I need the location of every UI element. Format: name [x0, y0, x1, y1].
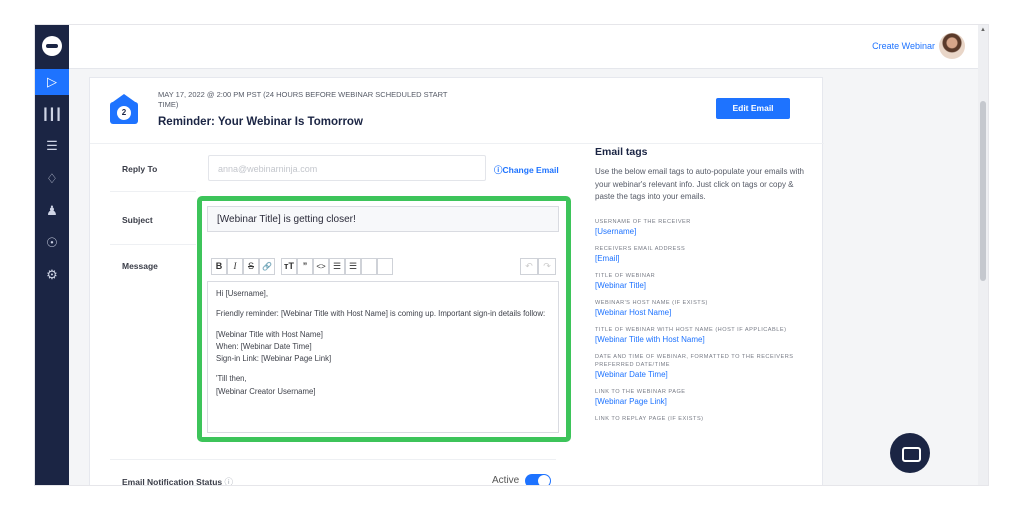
tag-desc: TITLE OF WEBINAR — [595, 272, 656, 279]
create-webinar-link[interactable]: Create Webinar — [872, 41, 935, 51]
logo[interactable] — [35, 25, 69, 67]
outdent-button[interactable] — [361, 258, 377, 275]
redo-button[interactable]: ↷ — [538, 258, 556, 275]
scrollbar[interactable]: ▲ — [978, 25, 988, 485]
avatar[interactable] — [939, 33, 965, 59]
play-icon: ▷ — [47, 74, 57, 89]
status-toggle[interactable] — [525, 474, 551, 485]
tags-description: Use the below email tags to auto-populat… — [595, 167, 804, 201]
globe-icon: ☉ — [46, 235, 58, 250]
link-button[interactable]: 🔗 — [259, 258, 275, 275]
strikethrough-button[interactable]: S — [243, 258, 259, 275]
message-line: 'Till then, — [216, 374, 247, 384]
undo-button[interactable]: ↶ — [520, 258, 538, 275]
tag-link[interactable]: [Webinar Host Name] — [595, 307, 809, 318]
message-line: When: [Webinar Date Time] — [216, 341, 312, 351]
email-tags-panel: Email tags Use the below email tags to a… — [595, 146, 809, 431]
reply-to-field[interactable]: anna@webinarninja.com — [208, 155, 486, 181]
email-title: Reminder: Your Webinar Is Tomorrow — [158, 116, 363, 128]
message-line: Friendly reminder: [Webinar Title with H… — [216, 309, 546, 319]
scroll-up-icon[interactable]: ▲ — [980, 27, 986, 33]
tag-desc: WEBINAR'S HOST NAME (IF EXISTS) — [595, 299, 708, 306]
status-value: Active — [492, 475, 520, 485]
tag-desc: USERNAME OF THE RECEIVER — [595, 218, 691, 225]
tag-desc: LINK TO REPLAY PAGE (IF EXISTS) — [595, 415, 704, 422]
tags-title: Email tags — [595, 146, 648, 158]
integration-icon: ♢ — [46, 171, 58, 186]
tag-item: TITLE OF WEBINAR [Webinar Title] — [595, 272, 809, 291]
tag-link[interactable]: [Webinar Date Time] — [595, 369, 809, 380]
tag-item: TITLE OF WEBINAR WITH HOST NAME (HOST IF… — [595, 326, 809, 345]
sidebar: ▷ ┃┃┃ ☰ ♢ ♟ ☉ ⚙ — [35, 25, 69, 485]
notification-status-label: Email Notification Status ⓘ — [122, 476, 233, 485]
message-editor[interactable]: Hi [Username], Friendly reminder: [Webin… — [207, 281, 559, 433]
schedule-text: MAY 17, 2022 @ 2:00 PM PST (24 HOURS BEF… — [158, 90, 448, 109]
bold-button[interactable]: B — [211, 258, 227, 275]
analytics-icon: ┃┃┃ — [42, 108, 62, 121]
indent-button[interactable] — [377, 258, 393, 275]
message-line: Hi [Username], — [216, 289, 268, 298]
tag-link[interactable]: [Webinar Title] — [595, 280, 809, 291]
sidebar-item-webinars[interactable]: ▷ — [35, 69, 69, 95]
status-label-text: Email Notification Status — [122, 477, 223, 485]
list-icon: ☰ — [46, 138, 58, 153]
team-icon: ♟ — [46, 203, 58, 218]
tag-link[interactable]: [Username] — [595, 226, 809, 237]
edit-email-button[interactable]: Edit Email — [716, 98, 790, 119]
envelope-icon: 2 — [108, 94, 140, 126]
italic-button[interactable]: I — [227, 258, 243, 275]
tag-link[interactable]: [Email] — [595, 253, 809, 264]
heading-button[interactable]: тT — [281, 258, 297, 275]
change-email-link[interactable]: ⓘChange Email — [494, 164, 559, 176]
sidebar-item-analytics[interactable]: ┃┃┃ — [35, 101, 69, 127]
top-bar: Create Webinar — [69, 25, 988, 69]
subject-field[interactable]: [Webinar Title] is getting closer! — [207, 206, 559, 232]
code-button[interactable]: <> — [313, 258, 329, 275]
tag-link[interactable]: [Webinar Title with Host Name] — [595, 334, 809, 345]
quote-button[interactable]: ” — [297, 258, 313, 275]
sidebar-item-team[interactable]: ♟ — [35, 198, 69, 224]
sidebar-item-support[interactable]: ☉ — [35, 230, 69, 256]
divider — [110, 459, 556, 460]
tag-desc: TITLE OF WEBINAR WITH HOST NAME (HOST IF… — [595, 326, 787, 333]
email-card: 2 MAY 17, 2022 @ 2:00 PM PST (24 HOURS B… — [89, 77, 824, 485]
tag-link[interactable]: [Webinar Page Link] — [595, 396, 809, 407]
tag-item: LINK TO THE WEBINAR PAGE [Webinar Page Li… — [595, 388, 809, 407]
email-number-badge: 2 — [117, 106, 131, 120]
sidebar-item-integrations[interactable]: ♢ — [35, 166, 69, 192]
subject-label: Subject — [122, 215, 153, 225]
tag-desc: LINK TO THE WEBINAR PAGE — [595, 388, 686, 395]
divider — [110, 191, 196, 192]
toggle-knob — [538, 475, 550, 485]
message-line: [Webinar Creator Username] — [216, 386, 316, 396]
tag-item: USERNAME OF THE RECEIVER [Username] — [595, 218, 809, 237]
tag-desc: DATE AND TIME OF WEBINAR, FORMATTED TO T… — [595, 353, 794, 368]
bullet-list-button[interactable]: ☰ — [329, 258, 345, 275]
sidebar-item-settings[interactable]: ⚙ — [35, 262, 69, 288]
chat-button[interactable] — [890, 433, 930, 473]
reply-to-label: Reply To — [122, 164, 158, 174]
message-label: Message — [122, 261, 158, 271]
settings-icon: ⚙ — [46, 267, 58, 282]
tag-item: DATE AND TIME OF WEBINAR, FORMATTED TO T… — [595, 353, 809, 380]
logo-icon — [42, 36, 62, 56]
numbered-list-button[interactable]: ☰ — [345, 258, 361, 275]
tag-item: LINK TO REPLAY PAGE (IF EXISTS) — [595, 415, 809, 423]
tag-item: WEBINAR'S HOST NAME (IF EXISTS) [Webinar … — [595, 299, 809, 318]
app-window: ▷ ┃┃┃ ☰ ♢ ♟ ☉ ⚙ Create Webinar 2 MAY 17,… — [35, 25, 988, 485]
email-header: 2 MAY 17, 2022 @ 2:00 PM PST (24 HOURS B… — [90, 78, 824, 144]
message-line: Sign-in Link: [Webinar Page Link] — [216, 354, 332, 364]
scrollbar-thumb[interactable] — [980, 101, 986, 281]
sidebar-item-list[interactable]: ☰ — [35, 133, 69, 159]
editor-toolbar: B I S 🔗 тT ” <> ☰ ☰ ↶ ↷ — [207, 258, 559, 278]
divider — [110, 244, 196, 245]
help-icon[interactable]: ⓘ — [225, 477, 234, 485]
message-line: [Webinar Title with Host Name] — [216, 329, 323, 339]
tag-desc: RECEIVERS EMAIL ADDRESS — [595, 245, 686, 252]
tag-item: RECEIVERS EMAIL ADDRESS [Email] — [595, 245, 809, 264]
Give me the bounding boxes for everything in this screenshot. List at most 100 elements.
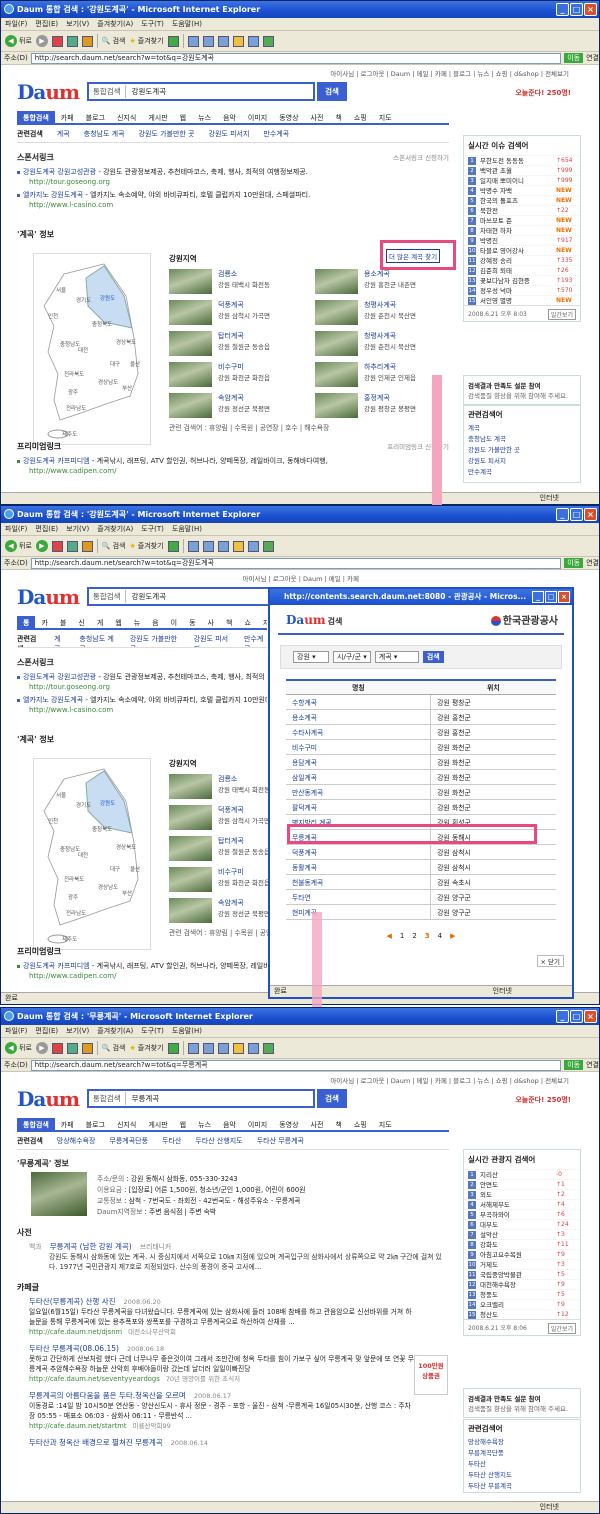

----------

▶ **What is expected**: Rewrite all of the entries above, swapping "tag-desc" for "tag-label" wherever it occurs and keeping everything else unchanged. Leave the pictures out.

▶ **In response**:
I need the location of every UI element. Format: name [x0, y0, x1, y1].
tag-label: TITLE OF WEBINAR — [595, 272, 656, 279]
create-webinar-link[interactable]: Create Webinar — [872, 41, 935, 51]
logo[interactable] — [35, 25, 69, 67]
outdent-button[interactable] — [361, 258, 377, 275]
redo-button[interactable]: ↷ — [538, 258, 556, 275]
scrollbar[interactable]: ▲ — [978, 25, 988, 485]
avatar[interactable] — [939, 33, 965, 59]
play-icon: ▷ — [47, 74, 57, 89]
status-toggle[interactable] — [525, 474, 551, 485]
tags-description: Use the below email tags to auto-populat… — [595, 167, 804, 201]
globe-icon: ☉ — [46, 235, 58, 250]
link-button[interactable]: 🔗 — [259, 258, 275, 275]
strikethrough-button[interactable]: S — [243, 258, 259, 275]
message-line: 'Till then, — [216, 374, 247, 384]
undo-button[interactable]: ↶ — [520, 258, 538, 275]
tag-link[interactable]: [Webinar Host Name] — [595, 307, 809, 318]
message-line: When: [Webinar Date Time] — [216, 341, 312, 351]
email-tags-panel: Email tags Use the below email tags to a… — [595, 146, 809, 431]
reply-to-field[interactable]: anna@webinarninja.com — [208, 155, 486, 181]
email-title: Reminder: Your Webinar Is Tomorrow — [158, 116, 363, 128]
message-line: Friendly reminder: [Webinar Title with H… — [216, 309, 546, 319]
scroll-up-icon[interactable]: ▲ — [980, 27, 986, 33]
tag-label: WEBINAR'S HOST NAME (IF EXISTS) — [595, 299, 708, 306]
status-value: Active — [492, 475, 520, 485]
tag-label: USERNAME OF THE RECEIVER — [595, 218, 691, 225]
tag-label: LINK TO REPLAY PAGE (IF EXISTS) — [595, 415, 704, 422]
tags-title: Email tags — [595, 146, 648, 158]
integration-icon: ♢ — [46, 171, 58, 186]
tag-item: TITLE OF WEBINAR [Webinar Title] — [595, 272, 809, 291]
tag-link[interactable]: [Webinar Date Time] — [595, 369, 809, 380]
tag-item: TITLE OF WEBINAR WITH HOST NAME (HOST IF… — [595, 326, 809, 345]
sidebar: ▷ ┃┃┃ ☰ ♢ ♟ ☉ ⚙ — [35, 25, 69, 485]
notification-status-label: Email Notification Status ⓘ — [122, 476, 233, 485]
message-editor[interactable]: Hi [Username], Friendly reminder: [Webin… — [207, 281, 559, 433]
schedule-text: MAY 17, 2022 @ 2:00 PM PST (24 HOURS BEF… — [158, 90, 448, 109]
bold-button[interactable]: B — [211, 258, 227, 275]
analytics-icon: ┃┃┃ — [42, 108, 62, 121]
indent-button[interactable] — [377, 258, 393, 275]
message-line: Hi [Username], — [216, 289, 268, 298]
tag-link[interactable]: [Webinar Title] — [595, 280, 809, 291]
sidebar-item-webinars[interactable]: ▷ — [35, 69, 69, 95]
status-label-text: Email Notification Status — [122, 477, 223, 485]
list-icon: ☰ — [46, 138, 58, 153]
team-icon: ♟ — [46, 203, 58, 218]
tag-link[interactable]: [Username] — [595, 226, 809, 237]
edit-email-button[interactable]: Edit Email — [716, 98, 790, 119]
envelope-icon: 2 — [108, 94, 140, 126]
italic-button[interactable]: I — [227, 258, 243, 275]
tag-link[interactable]: [Email] — [595, 253, 809, 264]
heading-button[interactable]: тT — [281, 258, 297, 275]
change-email-link[interactable]: ⓘChange Email — [494, 164, 559, 176]
sidebar-item-analytics[interactable]: ┃┃┃ — [35, 101, 69, 127]
top-bar: Create Webinar — [69, 25, 988, 69]
subject-field[interactable]: [Webinar Title] is getting closer! — [207, 206, 559, 232]
code-button[interactable]: <> — [313, 258, 329, 275]
tag-link[interactable]: [Webinar Title with Host Name] — [595, 334, 809, 345]
quote-button[interactable]: ” — [297, 258, 313, 275]
sidebar-item-team[interactable]: ♟ — [35, 198, 69, 224]
sidebar-item-support[interactable]: ☉ — [35, 230, 69, 256]
divider — [110, 459, 556, 460]
tag-label: TITLE OF WEBINAR WITH HOST NAME (HOST IF… — [595, 326, 787, 333]
email-card: 2 MAY 17, 2022 @ 2:00 PM PST (24 HOURS B… — [89, 77, 824, 485]
tag-link[interactable]: [Webinar Page Link] — [595, 396, 809, 407]
tag-item: LINK TO THE WEBINAR PAGE [Webinar Page Li… — [595, 388, 809, 407]
email-number-badge: 2 — [117, 106, 131, 120]
sidebar-item-integrations[interactable]: ♢ — [35, 166, 69, 192]
subject-label: Subject — [122, 215, 153, 225]
tag-label: LINK TO THE WEBINAR PAGE — [595, 388, 686, 395]
divider — [110, 191, 196, 192]
toggle-knob — [538, 475, 550, 485]
message-line: [Webinar Creator Username] — [216, 386, 316, 396]
tag-item: USERNAME OF THE RECEIVER [Username] — [595, 218, 809, 237]
tag-label: DATE AND TIME OF WEBINAR, FORMATTED TO T… — [595, 353, 794, 368]
bullet-list-button[interactable]: ☰ — [329, 258, 345, 275]
sidebar-item-settings[interactable]: ⚙ — [35, 262, 69, 288]
chat-button[interactable] — [890, 433, 930, 473]
reply-to-label: Reply To — [122, 164, 158, 174]
message-label: Message — [122, 261, 158, 271]
settings-icon: ⚙ — [46, 267, 58, 282]
tag-item: DATE AND TIME OF WEBINAR, FORMATTED TO T… — [595, 353, 809, 380]
logo-icon — [42, 36, 62, 56]
numbered-list-button[interactable]: ☰ — [345, 258, 361, 275]
tag-item: LINK TO REPLAY PAGE (IF EXISTS) — [595, 415, 809, 423]
tag-item: WEBINAR'S HOST NAME (IF EXISTS) [Webinar … — [595, 299, 809, 318]
app-window: ▷ ┃┃┃ ☰ ♢ ♟ ☉ ⚙ Create Webinar 2 MAY 17,… — [35, 25, 988, 485]
email-header: 2 MAY 17, 2022 @ 2:00 PM PST (24 HOURS B… — [90, 78, 824, 144]
message-line: Sign-in Link: [Webinar Page Link] — [216, 354, 332, 364]
scrollbar-thumb[interactable] — [980, 101, 986, 281]
sidebar-item-list[interactable]: ☰ — [35, 133, 69, 159]
editor-toolbar: B I S 🔗 тT ” <> ☰ ☰ ↶ ↷ — [207, 258, 559, 278]
divider — [110, 244, 196, 245]
help-icon[interactable]: ⓘ — [225, 477, 234, 485]
message-line: [Webinar Title with Host Name] — [216, 329, 323, 339]
tag-label: RECEIVERS EMAIL ADDRESS — [595, 245, 686, 252]
tag-item: RECEIVERS EMAIL ADDRESS [Email] — [595, 245, 809, 264]
Give me the bounding boxes for everything in this screenshot. List at most 100 elements.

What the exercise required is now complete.